• WRITTEN PROBLEM:
Will you output all of the data below exactly, omitting the images?

• DATA TO PROCESS:
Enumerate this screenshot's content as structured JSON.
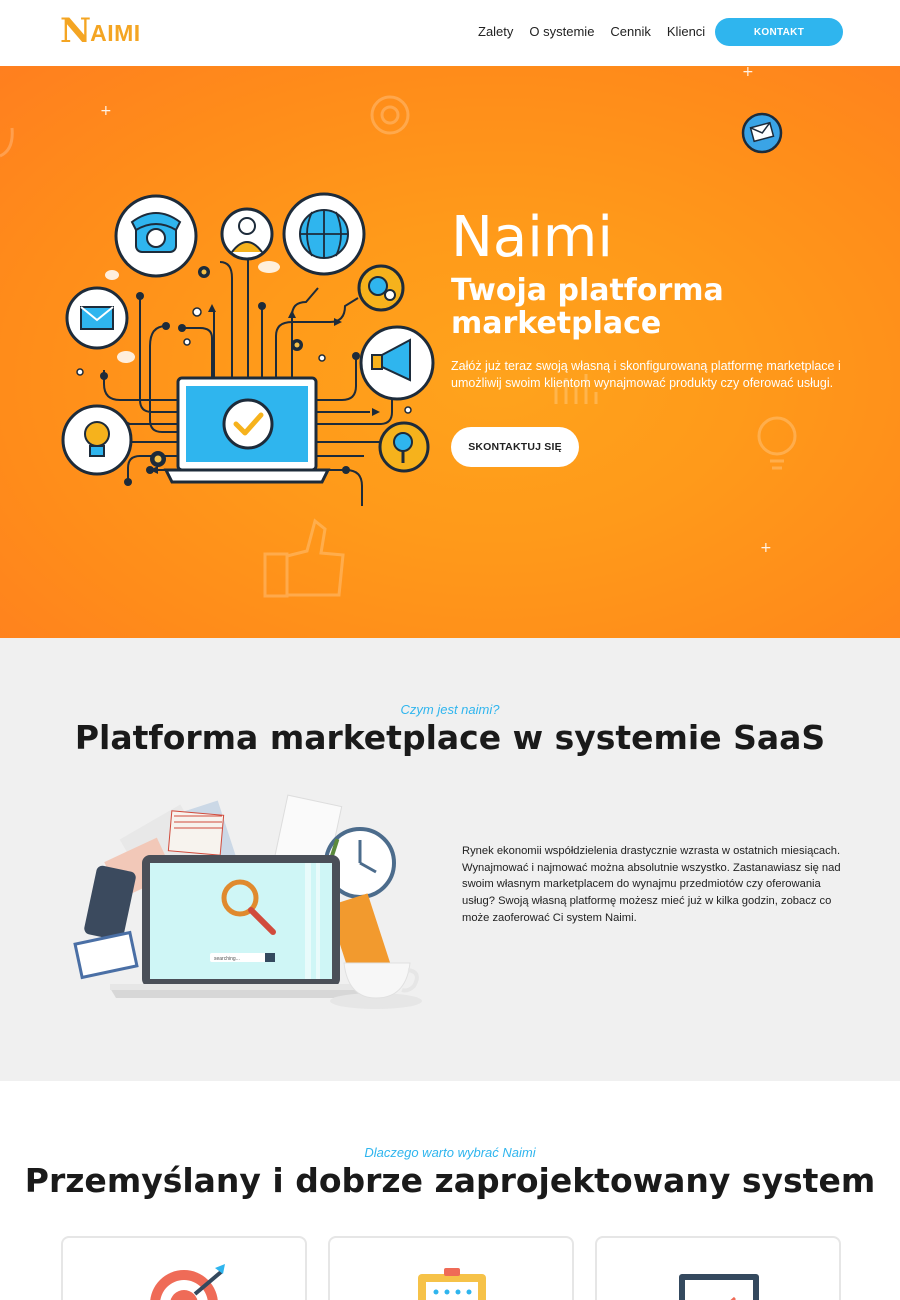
{
  "header": {
    "logo_text": "NAIMI",
    "nav": [
      "Zalety",
      "O systemie",
      "Cennik",
      "Klienci"
    ],
    "cta_label": "KONTAKT"
  },
  "hero": {
    "title": "Naimi",
    "subtitle": "Twoja platforma marketplace",
    "description": "Załóż już teraz swoją własną i skonfigurowaną platformę marketplace i umożliwij swoim klientom wynajmować produkty czy oferować usługi.",
    "button_label": "SKONTAKTUJ SIĘ"
  },
  "about": {
    "kicker": "Czym jest naimi?",
    "title": "Platforma marketplace w systemie SaaS",
    "text": "Rynek ekonomii współdzielenia drastycznie wzrasta w ostatnich miesiącach. Wynajmować i najmować można absolutnie wszystko. Zastanawiasz się nad swoim własnym marketplacem do wynajmu przedmiotów czy oferowania usług? Swoją własną platformę możesz mieć już w kilka godzin, zobacz co może zaoferować Ci system Naimi.",
    "search_placeholder": "searching..."
  },
  "why": {
    "kicker": "Dlaczego warto wybrać Naimi",
    "title": "Przemyślany i dobrze zaprojektowany system"
  },
  "colors": {
    "accent": "#2fb5ee",
    "hero_orange": "#ff9a1a",
    "logo": "#f4a523"
  }
}
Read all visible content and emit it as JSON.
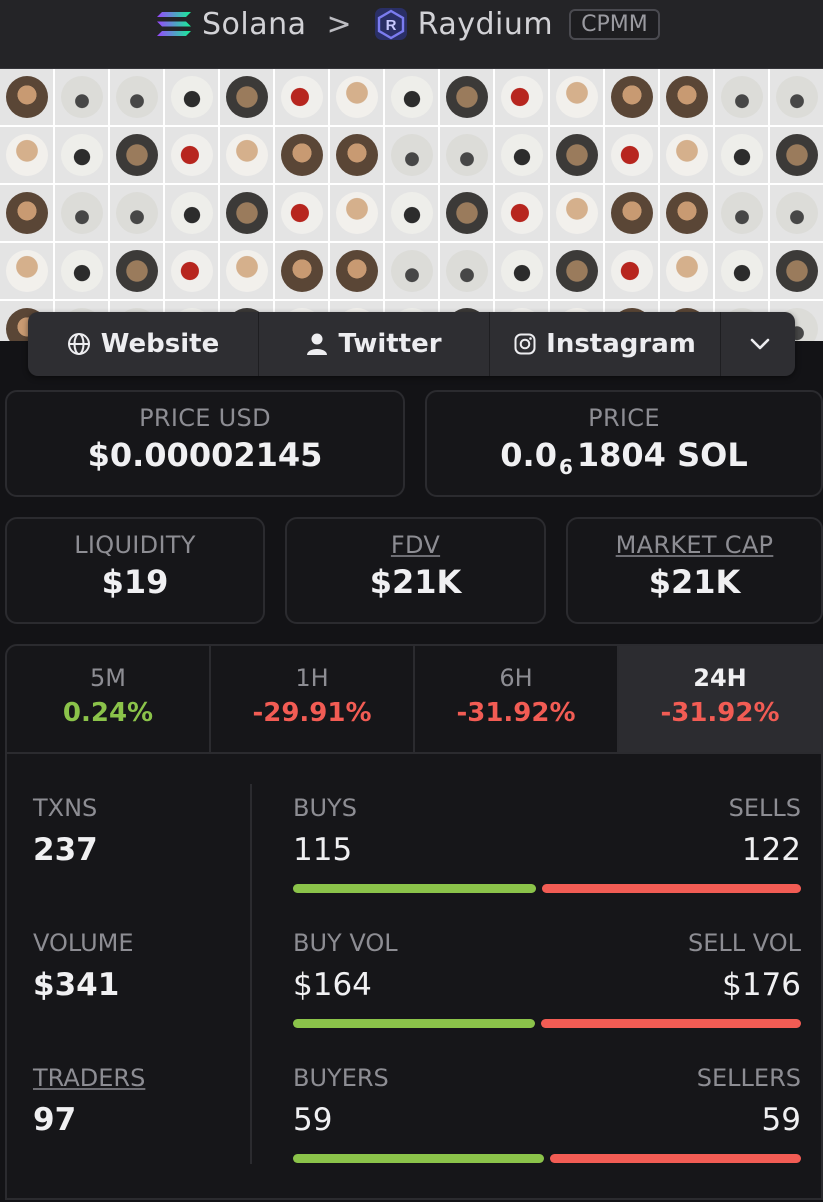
{
  "header": {
    "chain": "Solana",
    "separator": ">",
    "dex": "Raydium",
    "pool_type": "CPMM"
  },
  "links": [
    {
      "label": "Website",
      "icon": "globe-icon"
    },
    {
      "label": "Twitter",
      "icon": "user-icon"
    },
    {
      "label": "Instagram",
      "icon": "instagram-icon"
    }
  ],
  "price": {
    "usd_label": "PRICE USD",
    "usd_value": "$0.00002145",
    "native_label": "PRICE",
    "native_prefix": "0.0",
    "native_zeros": "6",
    "native_rest": "1804 SOL"
  },
  "stats": {
    "liquidity_label": "LIQUIDITY",
    "liquidity_value": "$19",
    "fdv_label": "FDV",
    "fdv_value": "$21K",
    "mcap_label": "MARKET CAP",
    "mcap_value": "$21K"
  },
  "timeframes": [
    {
      "label": "5M",
      "change": "0.24%",
      "direction": "up"
    },
    {
      "label": "1H",
      "change": "-29.91%",
      "direction": "down"
    },
    {
      "label": "6H",
      "change": "-31.92%",
      "direction": "down"
    },
    {
      "label": "24H",
      "change": "-31.92%",
      "direction": "down",
      "active": true
    }
  ],
  "metrics": {
    "txns_label": "TXNS",
    "txns_value": "237",
    "volume_label": "VOLUME",
    "volume_value": "$341",
    "traders_label": "TRADERS",
    "traders_value": "97",
    "buys_label": "BUYS",
    "buys_value": "115",
    "sells_label": "SELLS",
    "sells_value": "122",
    "buy_vol_label": "BUY VOL",
    "buy_vol_value": "$164",
    "sell_vol_label": "SELL VOL",
    "sell_vol_value": "$176",
    "buyers_label": "BUYERS",
    "buyers_value": "59",
    "sellers_label": "SELLERS",
    "sellers_value": "59"
  },
  "ratios": {
    "txns_buy_fraction": 0.485,
    "volume_buy_fraction": 0.482,
    "makers_buy_fraction": 0.5
  },
  "colors": {
    "positive": "#8bc34a",
    "negative": "#f25c54",
    "background": "#131316"
  }
}
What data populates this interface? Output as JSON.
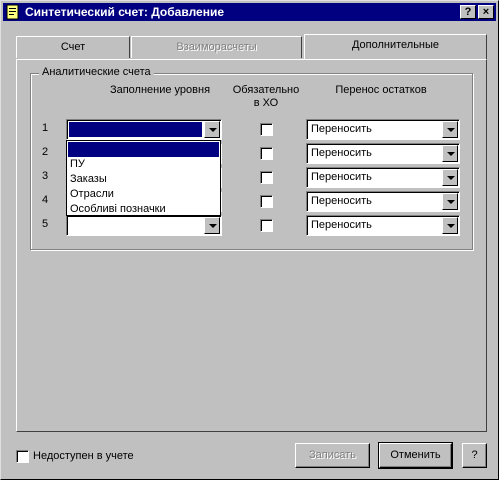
{
  "window": {
    "title": "Синтетический счет: Добавление",
    "help_glyph": "?",
    "close_glyph": "×"
  },
  "tabs": [
    {
      "label": "Счет",
      "state": "normal"
    },
    {
      "label": "Взаиморасчеты",
      "state": "disabled"
    },
    {
      "label": "Дополнительные",
      "state": "active"
    }
  ],
  "group": {
    "label": "Аналитические счета",
    "headers": {
      "fill_level": "Заполнение уровня",
      "mandatory": "Обязательно в ХО",
      "carry_over": "Перенос остатков"
    },
    "rows": [
      {
        "num": "1",
        "level_value": "",
        "mandatory": false,
        "carry": "Переносить"
      },
      {
        "num": "2",
        "level_value": "",
        "mandatory": false,
        "carry": "Переносить"
      },
      {
        "num": "3",
        "level_value": "",
        "mandatory": false,
        "carry": "Переносить"
      },
      {
        "num": "4",
        "level_value": "",
        "mandatory": false,
        "carry": "Переносить"
      },
      {
        "num": "5",
        "level_value": "",
        "mandatory": false,
        "carry": "Переносить"
      }
    ]
  },
  "dropdown": {
    "options": [
      "",
      "ПУ",
      "Заказы",
      "Отрасли",
      "Особливі позначки"
    ],
    "selected_index": 0
  },
  "footer": {
    "unavailable_label": "Недоступен в учете",
    "unavailable_checked": false,
    "save_label": "Записать",
    "cancel_label": "Отменить",
    "help_label": "?"
  },
  "colors": {
    "title_bar": "#000080",
    "face": "#c0c0c0",
    "selection": "#000080"
  }
}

• WORKED SOLUTION:
Enumerate this screenshot's content as structured JSON.
{
  "header": {
    "logo_text": "NAIMI",
    "nav": [
      "Zalety",
      "O systemie",
      "Cennik",
      "Klienci"
    ],
    "cta_label": "KONTAKT"
  },
  "hero": {
    "title": "Naimi",
    "subtitle": "Twoja platforma marketplace",
    "description": "Załóż już teraz swoją własną i skonfigurowaną platformę marketplace i umożliwij swoim klientom wynajmować produkty czy oferować usługi.",
    "button_label": "SKONTAKTUJ SIĘ"
  },
  "about": {
    "kicker": "Czym jest naimi?",
    "title": "Platforma marketplace w systemie SaaS",
    "text": "Rynek ekonomii współdzielenia drastycznie wzrasta w ostatnich miesiącach. Wynajmować i najmować można absolutnie wszystko. Zastanawiasz się nad swoim własnym marketplacem do wynajmu przedmiotów czy oferowania usług? Swoją własną platformę możesz mieć już w kilka godzin, zobacz co może zaoferować Ci system Naimi.",
    "search_placeholder": "searching..."
  },
  "why": {
    "kicker": "Dlaczego warto wybrać Naimi",
    "title": "Przemyślany i dobrze zaprojektowany system"
  },
  "colors": {
    "accent": "#2fb5ee",
    "hero_orange": "#ff9a1a",
    "logo": "#f4a523"
  }
}
Read all visible content and emit it as JSON.
{
  "header": {
    "chain": "Solana",
    "separator": ">",
    "dex": "Raydium",
    "pool_type": "CPMM"
  },
  "links": [
    {
      "label": "Website",
      "icon": "globe-icon"
    },
    {
      "label": "Twitter",
      "icon": "user-icon"
    },
    {
      "label": "Instagram",
      "icon": "instagram-icon"
    }
  ],
  "price": {
    "usd_label": "PRICE USD",
    "usd_value": "$0.00002145",
    "native_label": "PRICE",
    "native_prefix": "0.0",
    "native_zeros": "6",
    "native_rest": "1804 SOL"
  },
  "stats": {
    "liquidity_label": "LIQUIDITY",
    "liquidity_value": "$19",
    "fdv_label": "FDV",
    "fdv_value": "$21K",
    "mcap_label": "MARKET CAP",
    "mcap_value": "$21K"
  },
  "timeframes": [
    {
      "label": "5M",
      "change": "0.24%",
      "direction": "up"
    },
    {
      "label": "1H",
      "change": "-29.91%",
      "direction": "down"
    },
    {
      "label": "6H",
      "change": "-31.92%",
      "direction": "down"
    },
    {
      "label": "24H",
      "change": "-31.92%",
      "direction": "down",
      "active": true
    }
  ],
  "metrics": {
    "txns_label": "TXNS",
    "txns_value": "237",
    "volume_label": "VOLUME",
    "volume_value": "$341",
    "traders_label": "TRADERS",
    "traders_value": "97",
    "buys_label": "BUYS",
    "buys_value": "115",
    "sells_label": "SELLS",
    "sells_value": "122",
    "buy_vol_label": "BUY VOL",
    "buy_vol_value": "$164",
    "sell_vol_label": "SELL VOL",
    "sell_vol_value": "$176",
    "buyers_label": "BUYERS",
    "buyers_value": "59",
    "sellers_label": "SELLERS",
    "sellers_value": "59"
  },
  "ratios": {
    "txns_buy_fraction": 0.485,
    "volume_buy_fraction": 0.482,
    "makers_buy_fraction": 0.5
  },
  "colors": {
    "positive": "#8bc34a",
    "negative": "#f25c54",
    "background": "#131316"
  }
}
What data populates this interface? Output as JSON.
{
  "window": {
    "title": "Синтетический счет: Добавление",
    "help_glyph": "?",
    "close_glyph": "×"
  },
  "tabs": [
    {
      "label": "Счет",
      "state": "normal"
    },
    {
      "label": "Взаиморасчеты",
      "state": "disabled"
    },
    {
      "label": "Дополнительные",
      "state": "active"
    }
  ],
  "group": {
    "label": "Аналитические счета",
    "headers": {
      "fill_level": "Заполнение уровня",
      "mandatory": "Обязательно в ХО",
      "carry_over": "Перенос остатков"
    },
    "rows": [
      {
        "num": "1",
        "level_value": "",
        "mandatory": false,
        "carry": "Переносить"
      },
      {
        "num": "2",
        "level_value": "",
        "mandatory": false,
        "carry": "Переносить"
      },
      {
        "num": "3",
        "level_value": "",
        "mandatory": false,
        "carry": "Переносить"
      },
      {
        "num": "4",
        "level_value": "",
        "mandatory": false,
        "carry": "Переносить"
      },
      {
        "num": "5",
        "level_value": "",
        "mandatory": false,
        "carry": "Переносить"
      }
    ]
  },
  "dropdown": {
    "options": [
      "",
      "ПУ",
      "Заказы",
      "Отрасли",
      "Особливі позначки"
    ],
    "selected_index": 0
  },
  "footer": {
    "unavailable_label": "Недоступен в учете",
    "unavailable_checked": false,
    "save_label": "Записать",
    "cancel_label": "Отменить",
    "help_label": "?"
  },
  "colors": {
    "title_bar": "#000080",
    "face": "#c0c0c0",
    "selection": "#000080"
  }
}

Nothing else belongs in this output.